## EXERCISE OBJECTIVE
Extract from the listing each line in which the word "Calibrate" appears.
- - - - - - -
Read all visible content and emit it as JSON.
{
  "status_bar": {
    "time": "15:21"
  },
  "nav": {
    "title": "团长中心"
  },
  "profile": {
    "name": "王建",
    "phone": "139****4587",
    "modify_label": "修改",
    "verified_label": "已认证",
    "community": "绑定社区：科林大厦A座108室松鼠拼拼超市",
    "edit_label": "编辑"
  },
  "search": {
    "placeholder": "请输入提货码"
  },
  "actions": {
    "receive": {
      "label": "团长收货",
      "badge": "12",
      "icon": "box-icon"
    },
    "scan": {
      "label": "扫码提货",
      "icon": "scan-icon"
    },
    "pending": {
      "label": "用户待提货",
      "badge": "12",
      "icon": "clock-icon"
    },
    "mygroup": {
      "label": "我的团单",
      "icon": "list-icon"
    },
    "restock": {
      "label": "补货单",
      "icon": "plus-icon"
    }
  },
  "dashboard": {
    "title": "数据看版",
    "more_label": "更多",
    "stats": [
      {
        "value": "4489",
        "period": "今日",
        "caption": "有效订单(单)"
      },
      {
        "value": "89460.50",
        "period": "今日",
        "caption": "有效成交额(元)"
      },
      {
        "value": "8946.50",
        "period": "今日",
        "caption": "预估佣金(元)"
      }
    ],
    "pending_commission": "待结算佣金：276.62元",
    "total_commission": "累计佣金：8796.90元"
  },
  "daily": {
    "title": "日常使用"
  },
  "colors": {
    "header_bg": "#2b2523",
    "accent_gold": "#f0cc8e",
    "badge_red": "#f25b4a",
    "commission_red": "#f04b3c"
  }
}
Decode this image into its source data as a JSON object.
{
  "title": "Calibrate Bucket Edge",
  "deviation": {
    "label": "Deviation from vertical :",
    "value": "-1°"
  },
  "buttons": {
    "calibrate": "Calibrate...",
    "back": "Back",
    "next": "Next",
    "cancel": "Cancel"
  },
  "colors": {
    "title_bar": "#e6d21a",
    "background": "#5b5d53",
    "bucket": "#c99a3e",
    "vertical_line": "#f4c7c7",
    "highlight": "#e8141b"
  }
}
- - - - - - -
## EXERCISE RESULT
  "title": "Calibrate Bucket Edge",
    "calibrate": "Calibrate...",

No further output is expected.